Collection entries
****************************************

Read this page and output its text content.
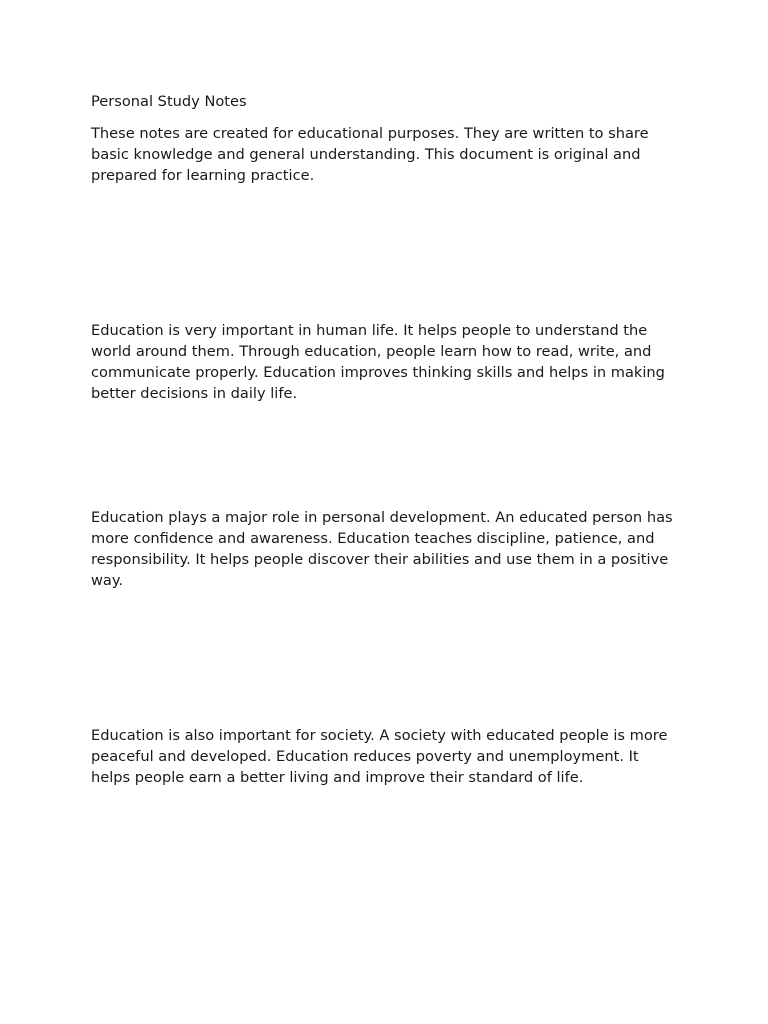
Personal Study Notes

These notes are created for educational purposes. They are written to share basic knowledge and general understanding. This document is original and prepared for learning practice.

Education is very important in human life. It helps people to understand the world around them. Through education, people learn how to read, write, and communicate properly. Education improves thinking skills and helps in making better decisions in daily life.

Education plays a major role in personal development. An educated person has more confidence and awareness. Education teaches discipline, patience, and responsibility. It helps people discover their abilities and use them in a positive way.

Education is also important for society. A society with educated people is more peaceful and developed. Education reduces poverty and unemployment. It helps people earn a better living and improve their standard of life.
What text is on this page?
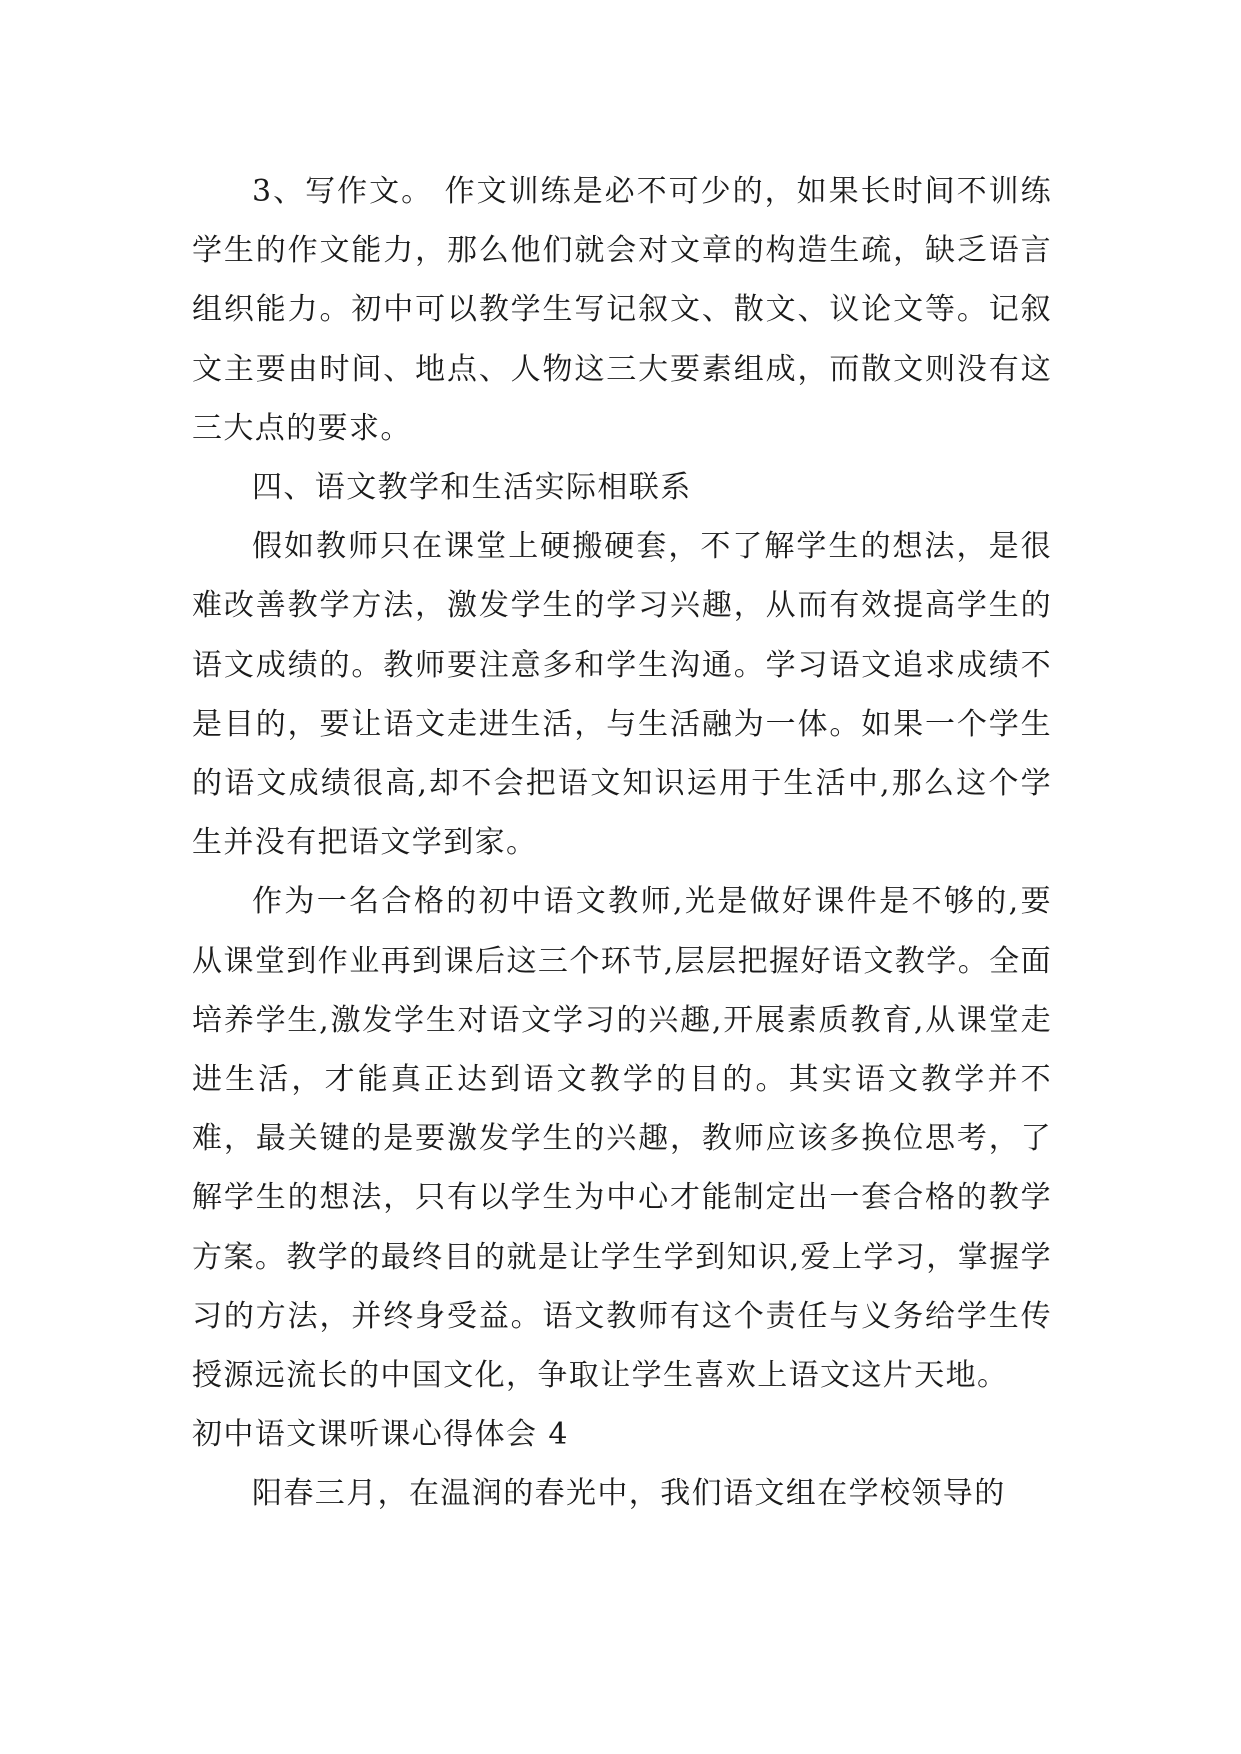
3、写作文。 作文训练是必不可少的，如果长时间不训练学生的作文能力，那么他们就会对文章的构造生疏，缺乏语言组织能力。初中可以教学生写记叙文、散文、议论文等。记叙文主要由时间、地点、人物这三大要素组成，而散文则没有这三大点的要求。

四、语文教学和生活实际相联系

假如教师只在课堂上硬搬硬套，不了解学生的想法，是很难改善教学方法，激发学生的学习兴趣，从而有效提高学生的语文成绩的。教师要注意多和学生沟通。学习语文追求成绩不是目的，要让语文走进生活，与生活融为一体。如果一个学生的语文成绩很高,却不会把语文知识运用于生活中,那么这个学生并没有把语文学到家。

作为一名合格的初中语文教师,光是做好课件是不够的,要从课堂到作业再到课后这三个环节,层层把握好语文教学。全面培养学生,激发学生对语文学习的兴趣,开展素质教育,从课堂走进生活，才能真正达到语文教学的目的。其实语文教学并不难，最关键的是要激发学生的兴趣，教师应该多换位思考，了解学生的想法，只有以学生为中心才能制定出一套合格的教学方案。教学的最终目的就是让学生学到知识,爱上学习，掌握学习的方法，并终身受益。语文教师有这个责任与义务给学生传授源远流长的中国文化，争取让学生喜欢上语文这片天地。

初中语文课听课心得体会 4

阳春三月，在温润的春光中，我们语文组在学校领导的
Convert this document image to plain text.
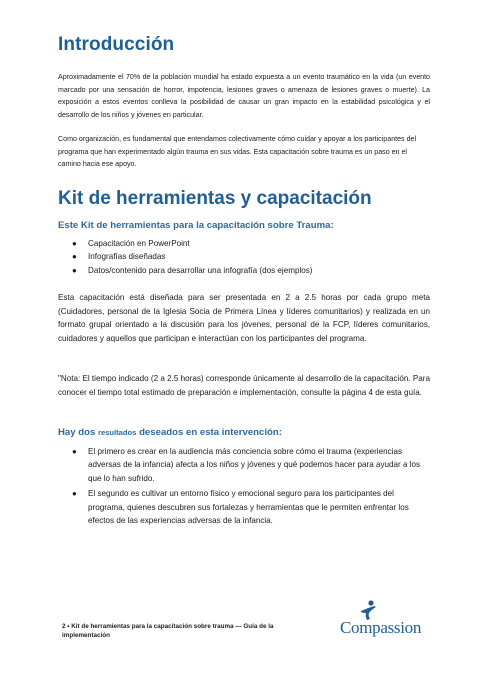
Introducción

Aproximadamente el 70% de la población mundial ha estado expuesta a un evento traumático en la vida (un evento marcado por una sensación de horror, impotencia, lesiones graves o amenaza de lesiones graves o muerte). La exposición a estos eventos conlleva la posibilidad de causar un gran impacto en la estabilidad psicológica y el desarrollo de los niños y jóvenes en particular.

Como organización, es fundamental que entendamos colectivamente cómo cuidar y apoyar a los participantes del programa que han experimentado algún trauma en sus vidas. Esta capacitación sobre trauma es un paso en el camino hacia ese apoyo.

Kit de herramientas y capacitación
Este Kit de herramientas para la capacitación sobre Trauma:
● Capacitación en PowerPoint
● Infografías diseñadas
● Datos/contenido para desarrollar una infografía (dos ejemplos)

Esta capacitación está diseñada para ser presentada en 2 a 2.5 horas por cada grupo meta (Cuidadores, personal de la Iglesia Socia de Primera Línea y líderes comunitarios) y realizada en un formato grupal orientado a la discusión para los jóvenes, personal de la FCP, líderes comunitarios, cuidadores y aquellos que participan e interactúan con los participantes del programa.

"Nota: El tiempo indicado (2 a 2.5 horas) corresponde únicamente al desarrollo de la capacitación. Para conocer el tiempo total estimado de preparación e implementación, consulte la página 4 de esta guía.

Hay dos resultados deseados en esta intervención:
● El primero es crear en la audiencia más conciencia sobre cómo el trauma (experiencias adversas de la infancia) afecta a los niños y jóvenes y qué podemos hacer para ayudar a los que lo han sufrido.
● El segundo es cultivar un entorno físico y emocional seguro para los participantes del programa, quienes descubren sus fortalezas y herramientas que le permiten enfrentar los efectos de las experiencias adversas de la infancia.
2 • Kit de herramientas para la capacitación sobre trauma — Guía de la implementación	Compassion
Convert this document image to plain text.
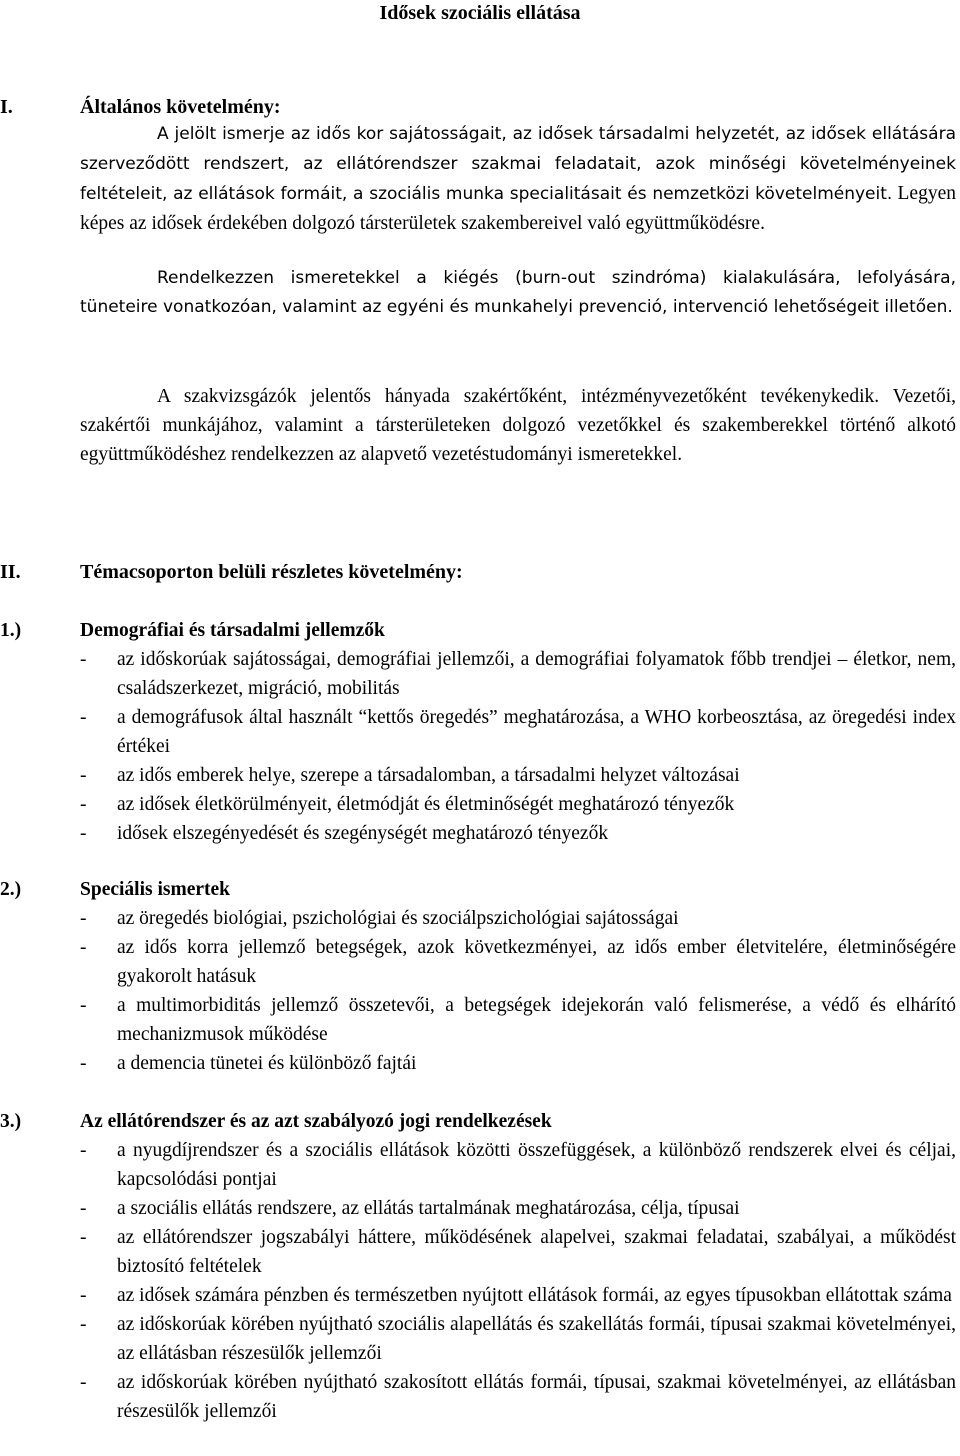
Idősek szociális ellátása
I.	Általános követelmény:
A jelölt ismerje az idős kor sajátosságait, az idősek társadalmi helyzetét, az idősek ellátására szerveződött rendszert, az ellátórendszer szakmai feladatait, azok minőségi követelményeinek feltételeit, az ellátások formáit, a szociális munka specialitásait és nemzetközi követelményeit. Legyen képes az idősek érdekében dolgozó társterületek szakembereivel való együttműködésre.
Rendelkezzen ismeretekkel a kiégés (burn-out szindróma) kialakulására, lefolyására, tüneteire vonatkozóan, valamint az egyéni és munkahelyi prevenció, intervenció lehetőségeit illetően.
A szakvizsgázók jelentős hányada szakértőként, intézményvezetőként tevékenykedik. Vezetői, szakértői munkájához, valamint a társterületeken dolgozó vezetőkkel és szakemberekkel történő alkotó együttműködéshez rendelkezzen az alapvető vezetéstudományi ismeretekkel.
II.	Témacsoporton belüli részletes követelmény:
1.)	Demográfiai és társadalmi jellemzők
- az időskorúak sajátosságai, demográfiai jellemzői, a demográfiai folyamatok főbb trendjei – életkor, nem, családszerkezet, migráció, mobilitás
- a demográfusok által használt “kettős öregedés” meghatározása, a WHO korbeosztása, az öregedési index értékei
- az idős emberek helye, szerepe a társadalomban, a társadalmi helyzet változásai
- az idősek életkörülményeit, életmódját és életminőségét meghatározó tényezők
- idősek elszegényedését és szegénységét meghatározó tényezők
2.)	Speciális ismertek
- az öregedés biológiai, pszichológiai és szociálpszichológiai sajátosságai
- az idős korra jellemző betegségek, azok következményei, az idős ember életvitelére, életminőségére gyakorolt hatásuk
- a multimorbiditás jellemző összetevői, a betegségek idejekorán való felismerése, a védő és elhárító mechanizmusok működése
- a demencia tünetei és különböző fajtái
3.)	Az ellátórendszer és az azt szabályozó jogi rendelkezések
- a nyugdíjrendszer és a szociális ellátások közötti összefüggések, a különböző rendszerek elvei és céljai, kapcsolódási pontjai
- a szociális ellátás rendszere, az ellátás tartalmának meghatározása, célja, típusai
- az ellátórendszer jogszabályi háttere, működésének alapelvei, szakmai feladatai, szabályai, a működést biztosító feltételek
- az idősek számára pénzben és természetben nyújtott ellátások formái, az egyes típusokban ellátottak száma
- az időskorúak körében nyújtható szociális alapellátás és szakellátás formái, típusai szakmai követelményei, az ellátásban részesülők jellemzői
- az időskorúak körében nyújtható szakosított ellátás formái, típusai, szakmai követelményei, az ellátásban részesülők jellemzői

****************************************

_Task description_. From the records above, pull out each line that has "better".

_Result for this task_.
Education is very important in human life. It helps people to understand the world around them. Through education, people learn how to read, write, and communicate properly. Education improves thinking skills and helps in making better decisions in daily life.
Education is also important for society. A society with educated people is more peaceful and developed. Education reduces poverty and unemployment. It helps people earn a better living and improve their standard of life.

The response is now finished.